━━ ROWS
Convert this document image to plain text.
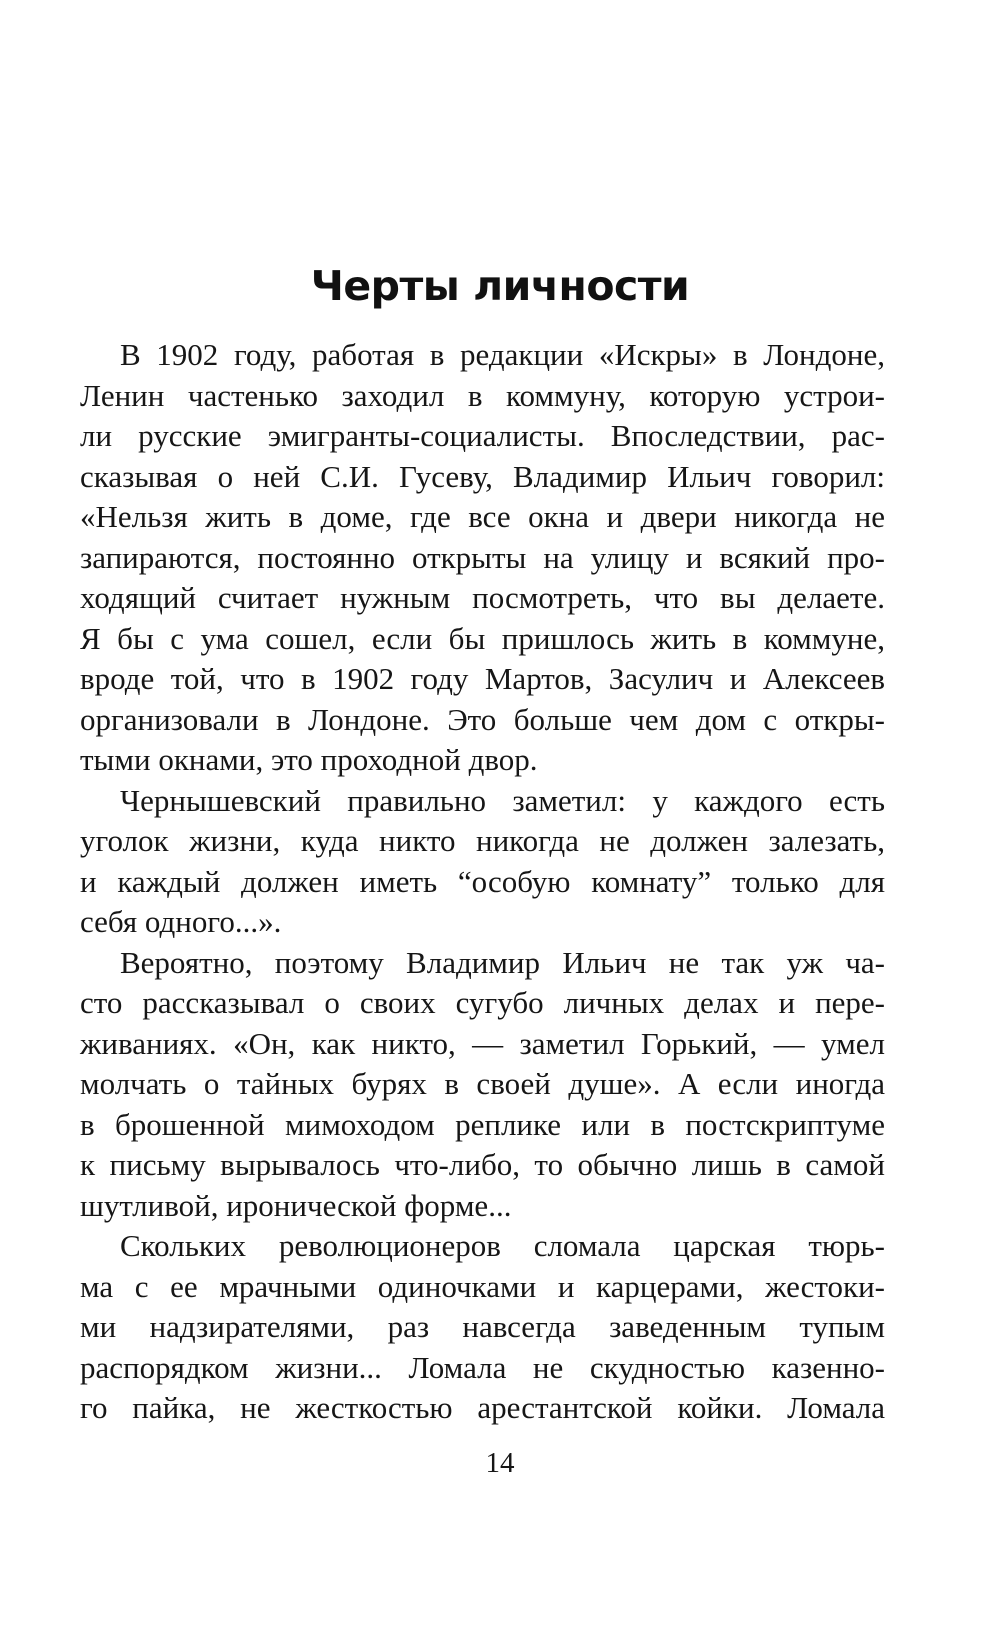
Черты личности

В 1902 году, работая в редакции «Искры» в Лондоне,
Ленин частенько заходил в коммуну, которую устрои-
ли русские эмигранты-социалисты. Впоследствии, рас-
сказывая о ней С.И. Гусеву, Владимир Ильич говорил:
«Нельзя жить в доме, где все окна и двери никогда не
запираются, постоянно открыты на улицу и всякий про-
ходящий считает нужным посмотреть, что вы делаете.
Я бы с ума сошел, если бы пришлось жить в коммуне,
вроде той, что в 1902 году Мартов, Засулич и Алексеев
организовали в Лондоне. Это больше чем дом с откры-
тыми окнами, это проходной двор.

Чернышевский правильно заметил: у каждого есть
уголок жизни, куда никто никогда не должен залезать,
и каждый должен иметь “особую комнату” только для
себя одного...».

Вероятно, поэтому Владимир Ильич не так уж ча-
сто рассказывал о своих сугубо личных делах и пере-
живаниях. «Он, как никто, — заметил Горький, — умел
молчать о тайных бурях в своей душе». А если иногда
в брошенной мимоходом реплике или в постскриптуме
к письму вырывалось что-либо, то обычно лишь в самой
шутливой, иронической форме...

Скольких революционеров сломала царская тюрь-
ма с ее мрачными одиночками и карцерами, жестоки-
ми надзирателями, раз навсегда заведенным тупым
распорядком жизни... Ломала не скудностью казенно-
го пайка, не жесткостью арестантской койки. Ломала

14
━━━━
» **SHORT PROBLEM**: Looking at the listing above, how many of its lines contain the string "году"? Give the number alone.

» **EXERCISE RESPONSE**: 2